## CHALLENGE
Your task is to transcribe the records exactly, skipping every image.

## ENTRIES SUPPLIED
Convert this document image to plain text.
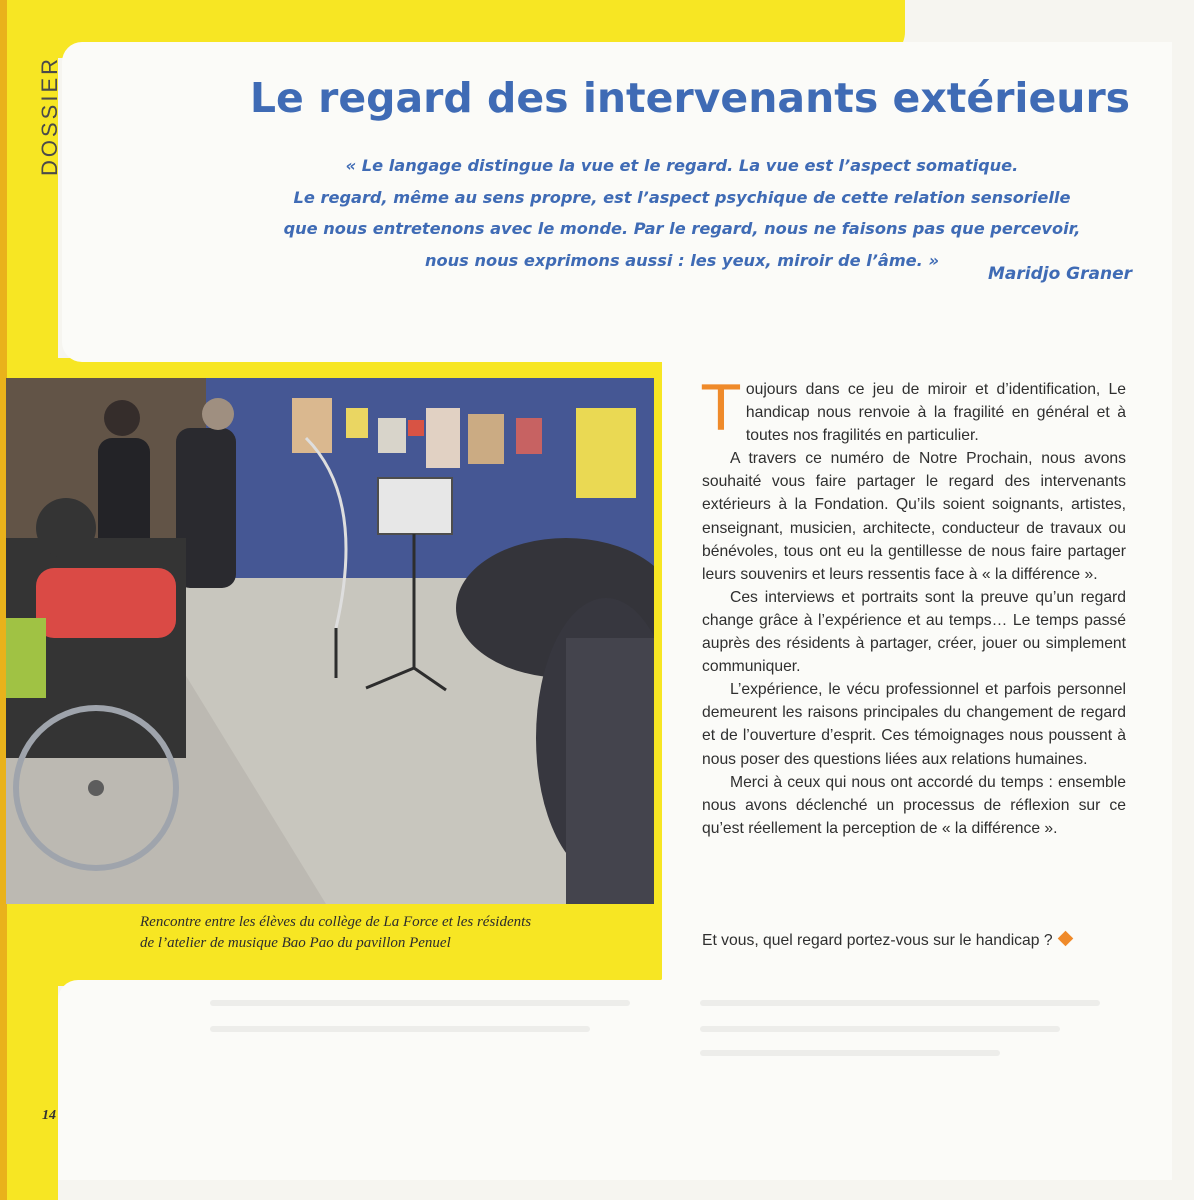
DOSSIER	Le regard des intervenants extérieurs
« Le langage distingue la vue et le regard. La vue est l’aspect somatique.
Le regard, même au sens propre, est l’aspect psychique de cette relation sensorielle
que nous entretenons avec le monde. Par le regard, nous ne faisons pas que percevoir,
nous nous exprimons aussi : les yeux, miroir de l’âme. »
Maridjo Graner
Rencontre entre les élèves du collège de La Force et les résidents
de l’atelier de musique Bao Pao du pavillon Penuel

Toujours dans ce jeu de miroir et d’identification, Le handicap nous renvoie à la fragilité en général et à toutes nos fragilités en particulier.

A travers ce numéro de Notre Prochain, nous avons souhaité vous faire partager le regard des intervenants extérieurs à la Fondation. Qu’ils soient soignants, artistes, enseignant, musicien, architecte, conducteur de travaux ou bénévoles, tous ont eu la gentillesse de nous faire partager leurs souvenirs et leurs ressentis face à « la différence ».

Ces interviews et portraits sont la preuve qu’un regard change grâce à l’expérience et au temps… Le temps passé auprès des résidents à partager, créer, jouer ou simplement communiquer.

L’expérience, le vécu professionnel et parfois personnel demeurent les raisons principales du changement de regard et de l’ouverture d’esprit. Ces témoignages nous poussent à nous poser des questions liées aux relations humaines.

Merci à ceux qui nous ont accordé du temps : ensemble nous avons déclenché un processus de réflexion sur ce qu’est réellement la perception de « la différence ».

Et vous, quel regard portez-vous sur le handicap ?
14
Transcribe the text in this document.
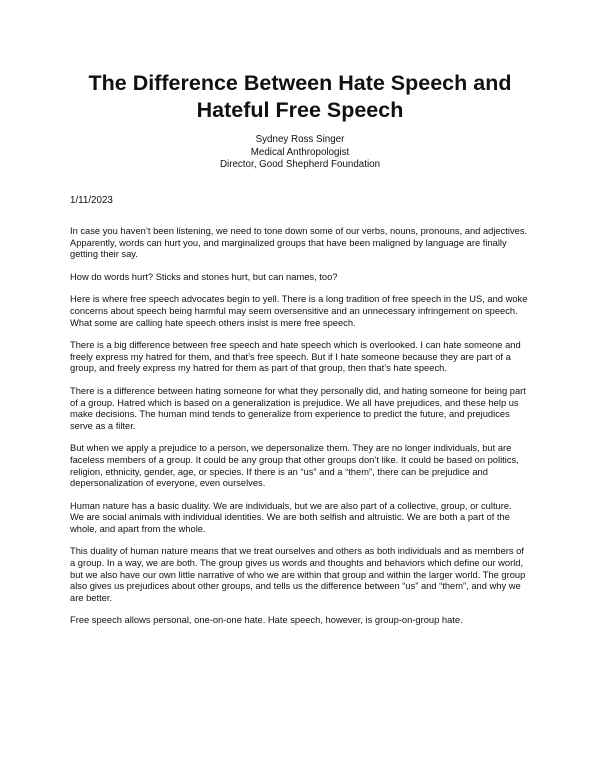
The Difference Between Hate Speech and Hateful Free Speech
Sydney Ross Singer
Medical Anthropologist
Director, Good Shepherd Foundation
1/11/2023

In case you haven’t been listening, we need to tone down some of our verbs, nouns, pronouns, and adjectives. Apparently, words can hurt you, and marginalized groups that have been maligned by language are finally getting their say.

How do words hurt? Sticks and stones hurt, but can names, too?

Here is where free speech advocates begin to yell. There is a long tradition of free speech in the US, and woke concerns about speech being harmful may seem oversensitive and an unnecessary infringement on speech. What some are calling hate speech others insist is mere free speech.

There is a big difference between free speech and hate speech which is overlooked. I can hate someone and freely express my hatred for them, and that’s free speech. But if I hate someone because they are part of a group, and freely express my hatred for them as part of that group, then that’s hate speech.

There is a difference between hating someone for what they personally did, and hating someone for being part of a group. Hatred which is based on a generalization is prejudice. We all have prejudices, and these help us make decisions. The human mind tends to generalize from experience to predict the future, and prejudices serve as a filter.

But when we apply a prejudice to a person, we depersonalize them. They are no longer individuals, but are faceless members of a group. It could be any group that other groups don’t like. It could be based on politics, religion, ethnicity, gender, age, or species. If there is an “us” and a “them”, there can be prejudice and depersonalization of everyone, even ourselves.

Human nature has a basic duality. We are individuals, but we are also part of a collective, group, or culture. We are social animals with individual identities. We are both selfish and altruistic. We are both a part of the whole, and apart from the whole.

This duality of human nature means that we treat ourselves and others as both individuals and as members of a group. In a way, we are both. The group gives us words and thoughts and behaviors which define our world, but we also have our own little narrative of who we are within that group and within the larger world. The group also gives us prejudices about other groups, and tells us the difference between “us” and “them”, and why we are better.

Free speech allows personal, one-on-one hate. Hate speech, however, is group-on-group hate.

## FULL ANSWER
Convert this document image to plain text.
DOSSIER	Le regard des intervenants extérieurs
« Le langage distingue la vue et le regard. La vue est l’aspect somatique.
Le regard, même au sens propre, est l’aspect psychique de cette relation sensorielle
que nous entretenons avec le monde. Par le regard, nous ne faisons pas que percevoir,
nous nous exprimons aussi : les yeux, miroir de l’âme. »
Maridjo Graner
Rencontre entre les élèves du collège de La Force et les résidents
de l’atelier de musique Bao Pao du pavillon Penuel

Toujours dans ce jeu de miroir et d’identification, Le handicap nous renvoie à la fragilité en général et à toutes nos fragilités en particulier.

A travers ce numéro de Notre Prochain, nous avons souhaité vous faire partager le regard des intervenants extérieurs à la Fondation. Qu’ils soient soignants, artistes, enseignant, musicien, architecte, conducteur de travaux ou bénévoles, tous ont eu la gentillesse de nous faire partager leurs souvenirs et leurs ressentis face à « la différence ».

Ces interviews et portraits sont la preuve qu’un regard change grâce à l’expérience et au temps… Le temps passé auprès des résidents à partager, créer, jouer ou simplement communiquer.

L’expérience, le vécu professionnel et parfois personnel demeurent les raisons principales du changement de regard et de l’ouverture d’esprit. Ces témoignages nous poussent à nous poser des questions liées aux relations humaines.

Merci à ceux qui nous ont accordé du temps : ensemble nous avons déclenché un processus de réflexion sur ce qu’est réellement la perception de « la différence ».

Et vous, quel regard portez-vous sur le handicap ?
14
Transcribe the text in this document.
The Difference Between Hate Speech and Hateful Free Speech
Sydney Ross Singer
Medical Anthropologist
Director, Good Shepherd Foundation
1/11/2023

In case you haven’t been listening, we need to tone down some of our verbs, nouns, pronouns, and adjectives. Apparently, words can hurt you, and marginalized groups that have been maligned by language are finally getting their say.

How do words hurt? Sticks and stones hurt, but can names, too?

Here is where free speech advocates begin to yell. There is a long tradition of free speech in the US, and woke concerns about speech being harmful may seem oversensitive and an unnecessary infringement on speech. What some are calling hate speech others insist is mere free speech.

There is a big difference between free speech and hate speech which is overlooked. I can hate someone and freely express my hatred for them, and that’s free speech. But if I hate someone because they are part of a group, and freely express my hatred for them as part of that group, then that’s hate speech.

There is a difference between hating someone for what they personally did, and hating someone for being part of a group. Hatred which is based on a generalization is prejudice. We all have prejudices, and these help us make decisions. The human mind tends to generalize from experience to predict the future, and prejudices serve as a filter.

But when we apply a prejudice to a person, we depersonalize them. They are no longer individuals, but are faceless members of a group. It could be any group that other groups don’t like. It could be based on politics, religion, ethnicity, gender, age, or species. If there is an “us” and a “them”, there can be prejudice and depersonalization of everyone, even ourselves.

Human nature has a basic duality. We are individuals, but we are also part of a collective, group, or culture. We are social animals with individual identities. We are both selfish and altruistic. We are both a part of the whole, and apart from the whole.

This duality of human nature means that we treat ourselves and others as both individuals and as members of a group. In a way, we are both. The group gives us words and thoughts and behaviors which define our world, but we also have our own little narrative of who we are within that group and within the larger world. The group also gives us prejudices about other groups, and tells us the difference between “us” and “them”, and why we are better.

Free speech allows personal, one-on-one hate. Hate speech, however, is group-on-group hate.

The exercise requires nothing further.